◆ EXERCISE: Show every line where "Нижнего" occurs.

Extracted data entries:
● ● ●

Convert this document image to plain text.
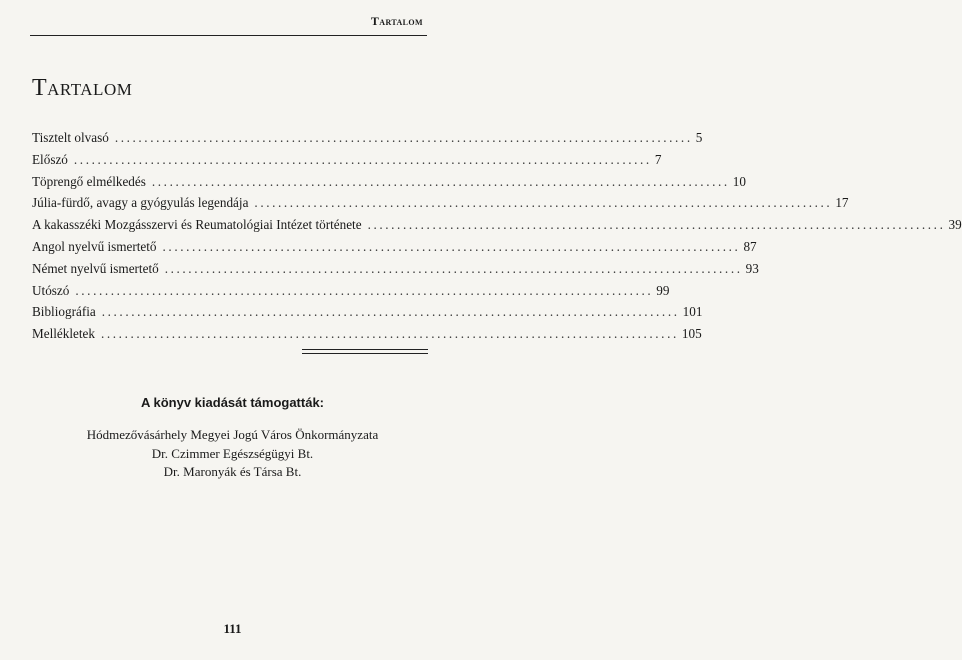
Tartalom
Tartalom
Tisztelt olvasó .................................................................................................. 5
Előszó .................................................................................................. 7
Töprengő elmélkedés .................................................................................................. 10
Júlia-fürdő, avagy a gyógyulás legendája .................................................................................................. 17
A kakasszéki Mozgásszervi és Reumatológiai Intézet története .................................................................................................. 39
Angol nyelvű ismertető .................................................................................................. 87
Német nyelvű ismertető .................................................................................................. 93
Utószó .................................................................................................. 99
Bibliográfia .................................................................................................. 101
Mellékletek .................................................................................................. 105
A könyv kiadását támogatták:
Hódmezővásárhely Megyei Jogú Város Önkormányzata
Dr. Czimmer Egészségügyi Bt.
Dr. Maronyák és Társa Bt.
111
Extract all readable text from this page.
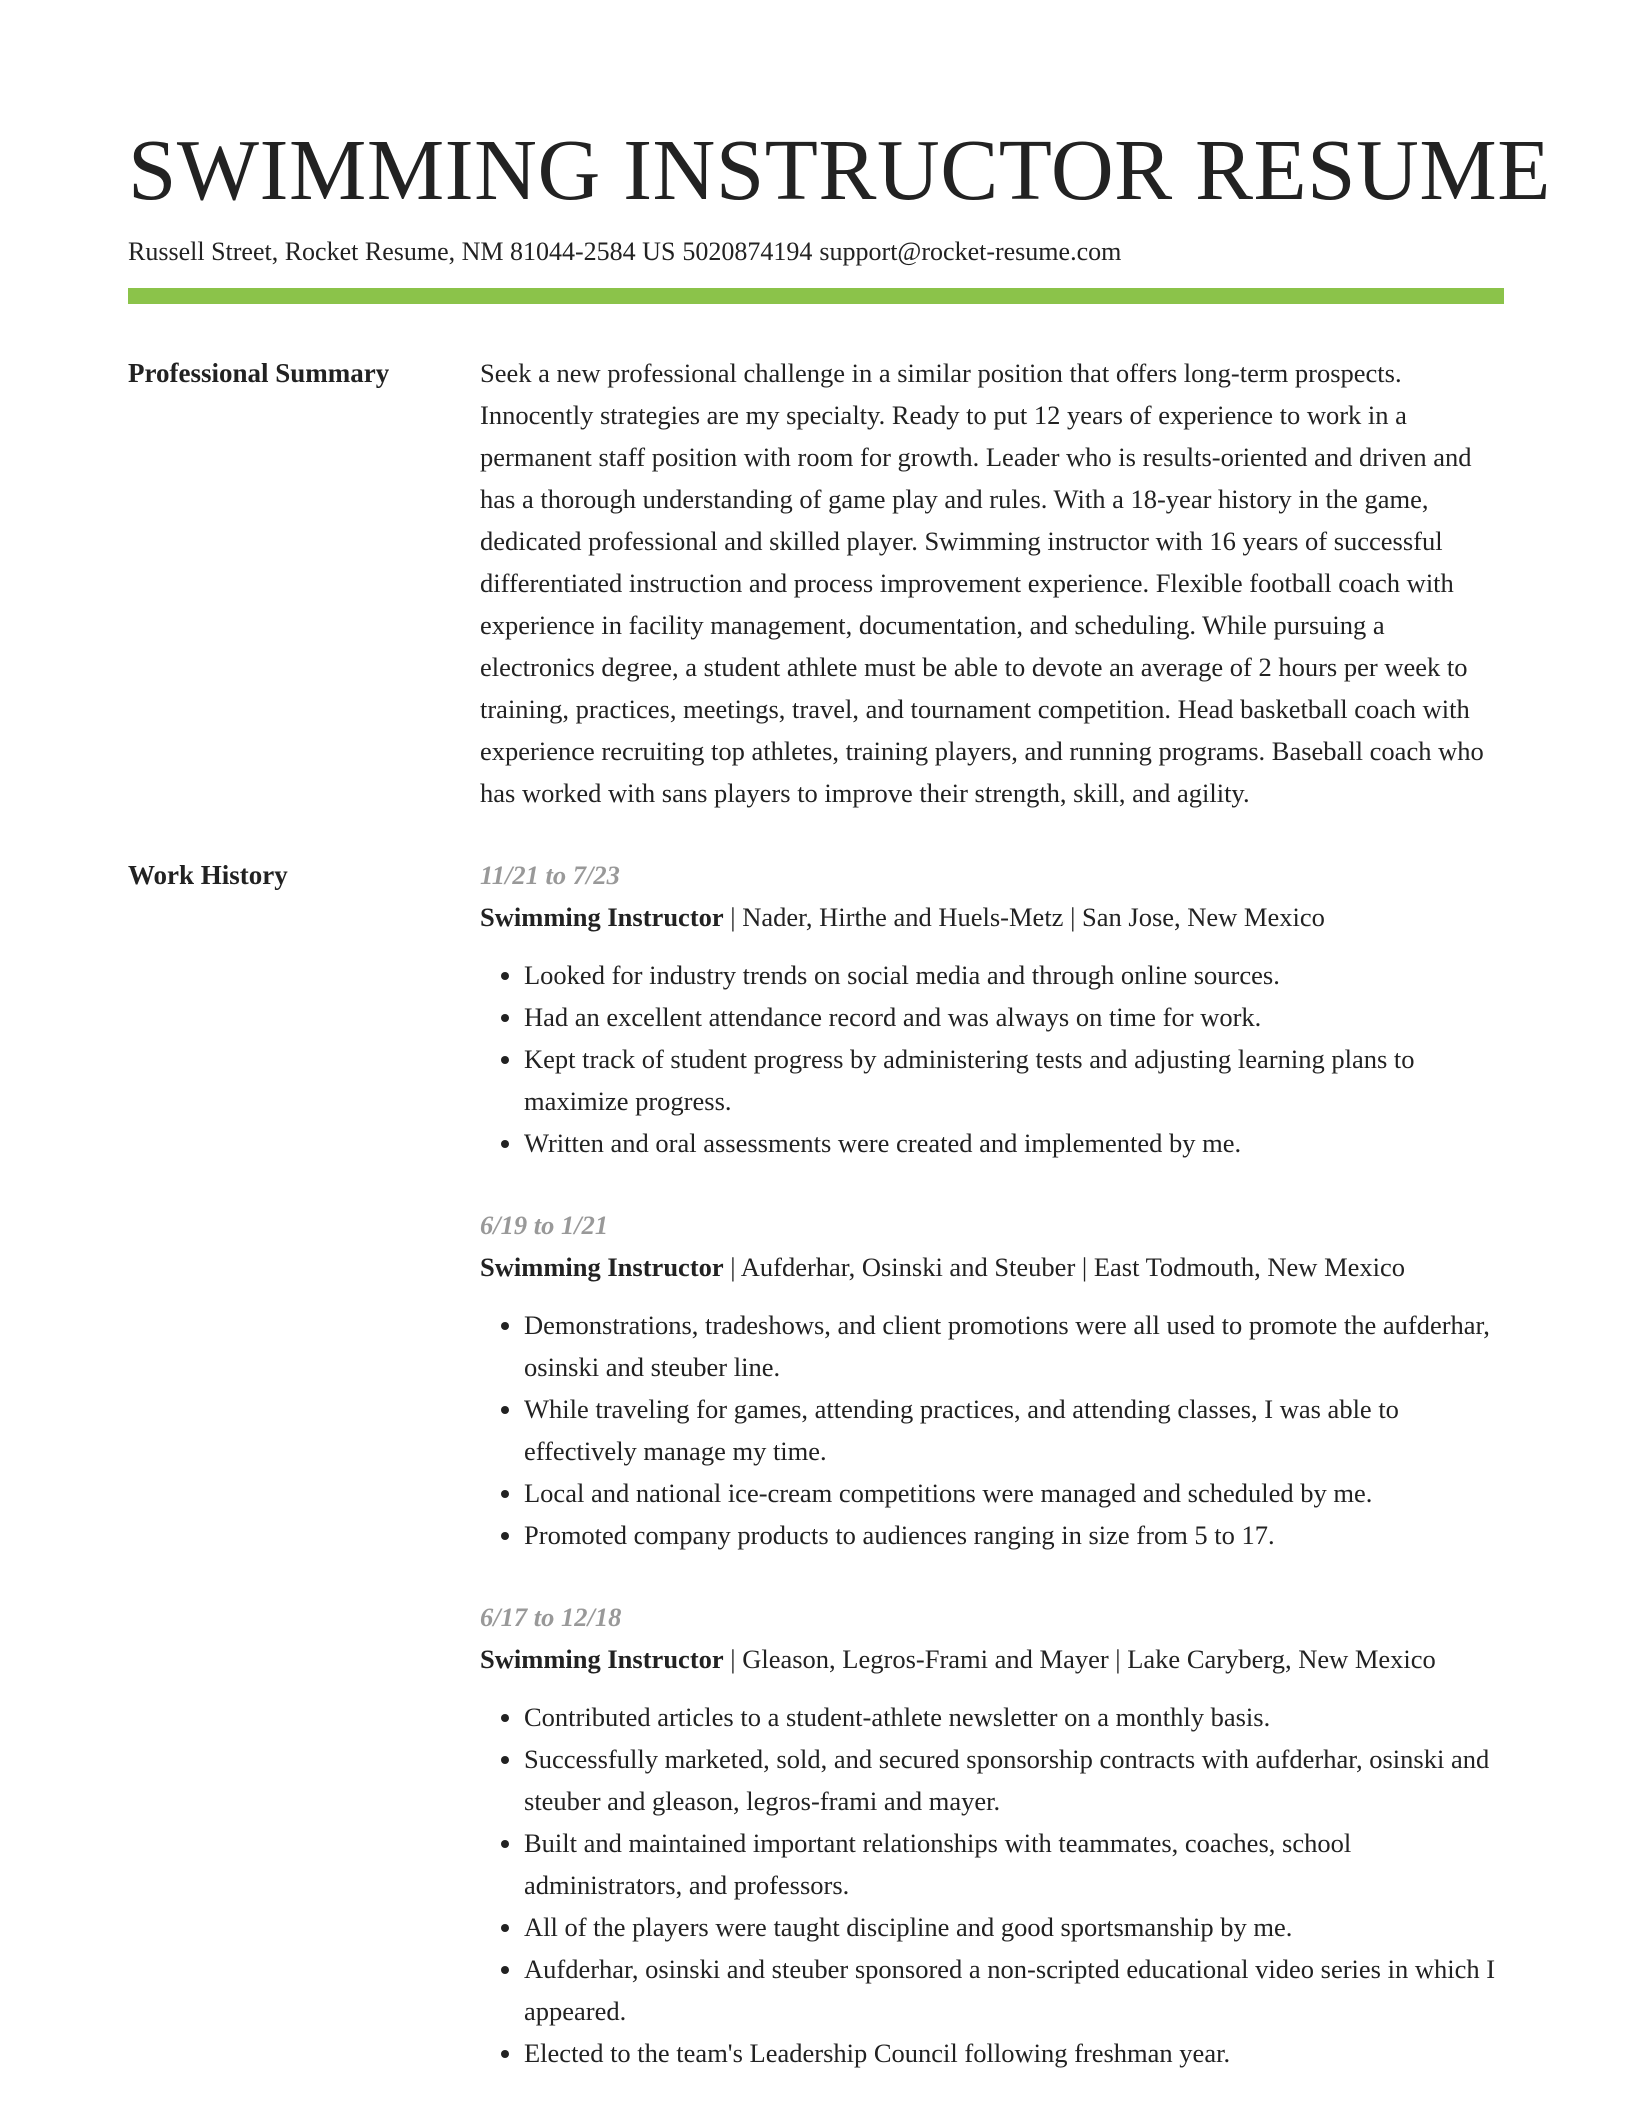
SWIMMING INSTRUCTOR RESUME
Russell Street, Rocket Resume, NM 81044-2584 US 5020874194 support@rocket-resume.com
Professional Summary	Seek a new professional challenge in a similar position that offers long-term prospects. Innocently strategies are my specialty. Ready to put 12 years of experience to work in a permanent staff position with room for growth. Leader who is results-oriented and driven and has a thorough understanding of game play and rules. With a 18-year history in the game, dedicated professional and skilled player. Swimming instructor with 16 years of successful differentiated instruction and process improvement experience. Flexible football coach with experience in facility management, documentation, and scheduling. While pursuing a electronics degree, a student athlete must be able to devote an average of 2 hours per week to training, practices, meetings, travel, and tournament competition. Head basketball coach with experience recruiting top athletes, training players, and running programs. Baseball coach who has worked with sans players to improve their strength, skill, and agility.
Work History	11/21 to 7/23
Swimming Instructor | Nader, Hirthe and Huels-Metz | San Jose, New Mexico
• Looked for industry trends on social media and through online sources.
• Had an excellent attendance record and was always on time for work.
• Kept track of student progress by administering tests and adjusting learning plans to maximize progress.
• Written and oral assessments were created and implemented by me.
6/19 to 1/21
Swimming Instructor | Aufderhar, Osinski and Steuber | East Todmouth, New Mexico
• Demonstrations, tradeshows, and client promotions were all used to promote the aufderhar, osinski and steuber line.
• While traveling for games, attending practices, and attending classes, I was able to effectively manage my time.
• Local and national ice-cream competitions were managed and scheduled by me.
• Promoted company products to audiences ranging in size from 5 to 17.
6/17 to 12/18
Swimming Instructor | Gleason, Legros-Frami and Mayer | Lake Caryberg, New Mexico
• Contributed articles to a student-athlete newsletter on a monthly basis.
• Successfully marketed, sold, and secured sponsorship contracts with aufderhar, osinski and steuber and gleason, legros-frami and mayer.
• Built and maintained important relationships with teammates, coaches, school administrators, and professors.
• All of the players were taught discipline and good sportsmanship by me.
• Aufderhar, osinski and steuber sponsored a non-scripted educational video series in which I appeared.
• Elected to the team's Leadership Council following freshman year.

● ● ●

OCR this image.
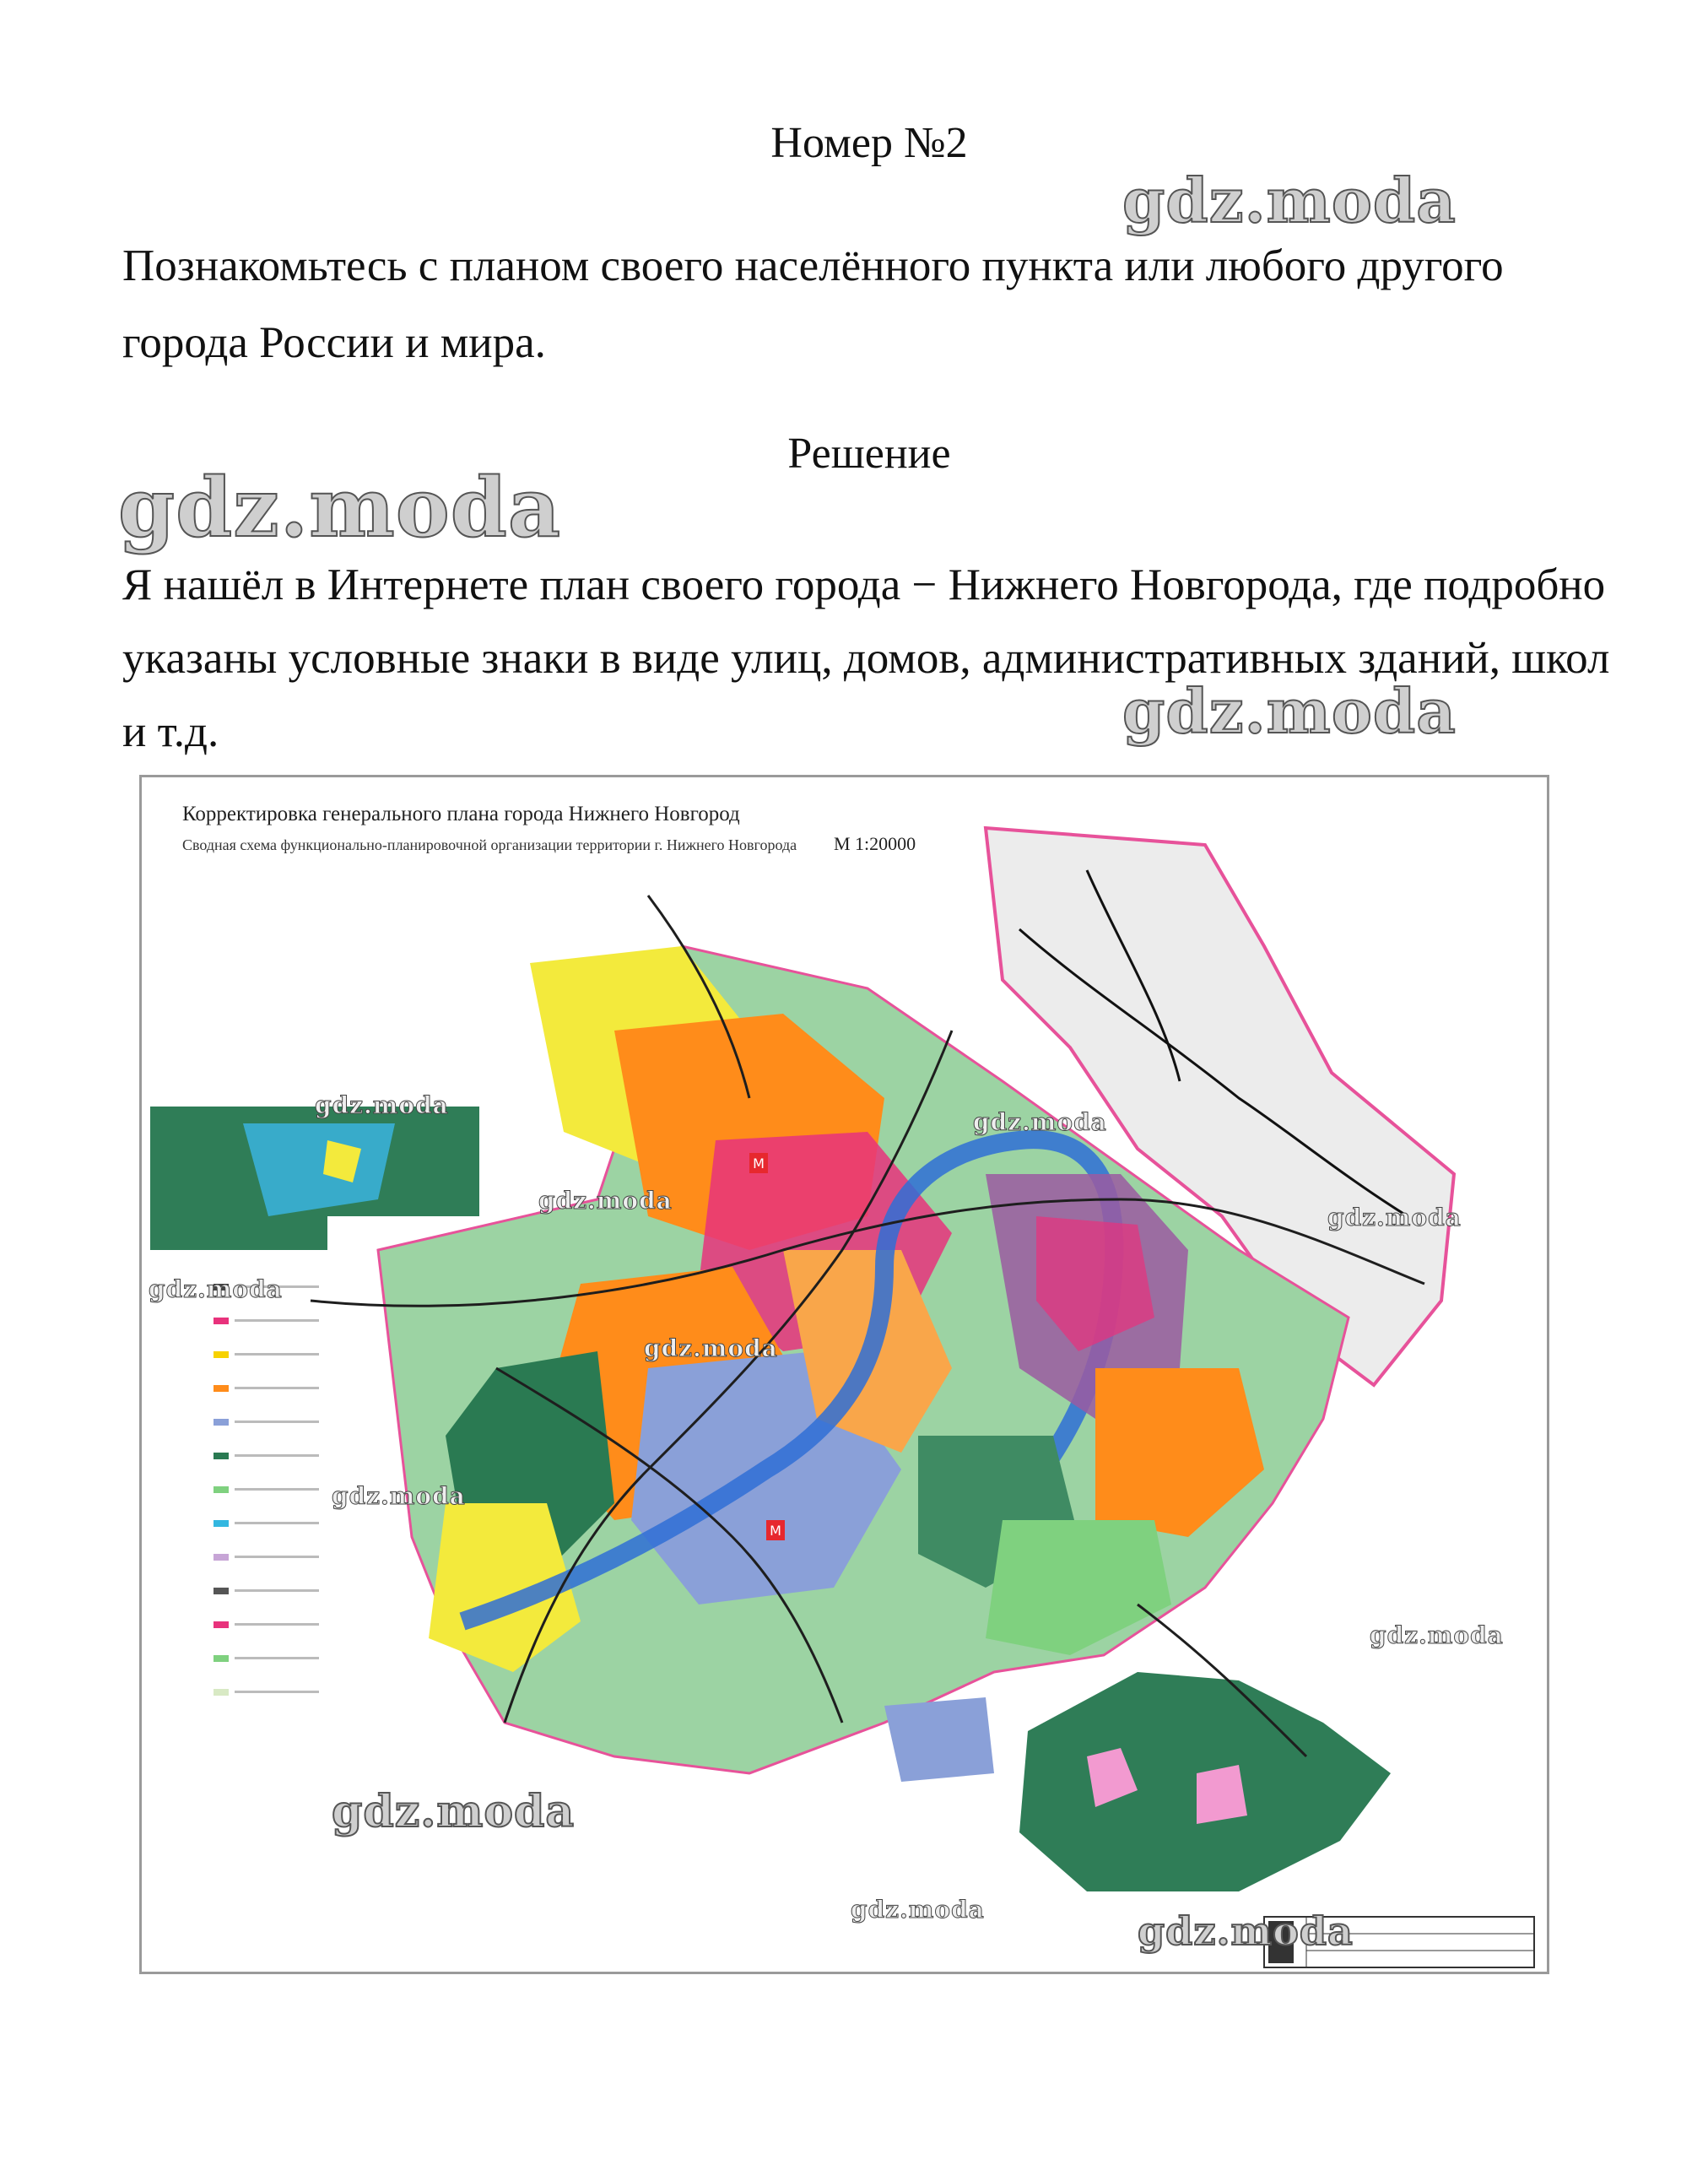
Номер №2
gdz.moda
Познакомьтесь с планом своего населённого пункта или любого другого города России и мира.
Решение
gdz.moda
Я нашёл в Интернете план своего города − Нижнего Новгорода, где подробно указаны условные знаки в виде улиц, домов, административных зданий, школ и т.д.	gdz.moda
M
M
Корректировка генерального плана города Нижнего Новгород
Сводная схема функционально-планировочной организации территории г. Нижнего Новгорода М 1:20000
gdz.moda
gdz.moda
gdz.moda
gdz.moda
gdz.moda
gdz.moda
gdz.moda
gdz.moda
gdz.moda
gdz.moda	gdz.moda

● ● ●

◆ TASK SOLUTION:
Я нашёл в Интернете план своего города − Нижнего Новгорода, где подробно указаны условные знаки в виде улиц, домов, административных зданий, школ и т.д.	gdz.moda
Корректировка генерального плана города Нижнего Новгород
Сводная схема функционально-планировочной организации территории г. Нижнего Новгорода М 1:20000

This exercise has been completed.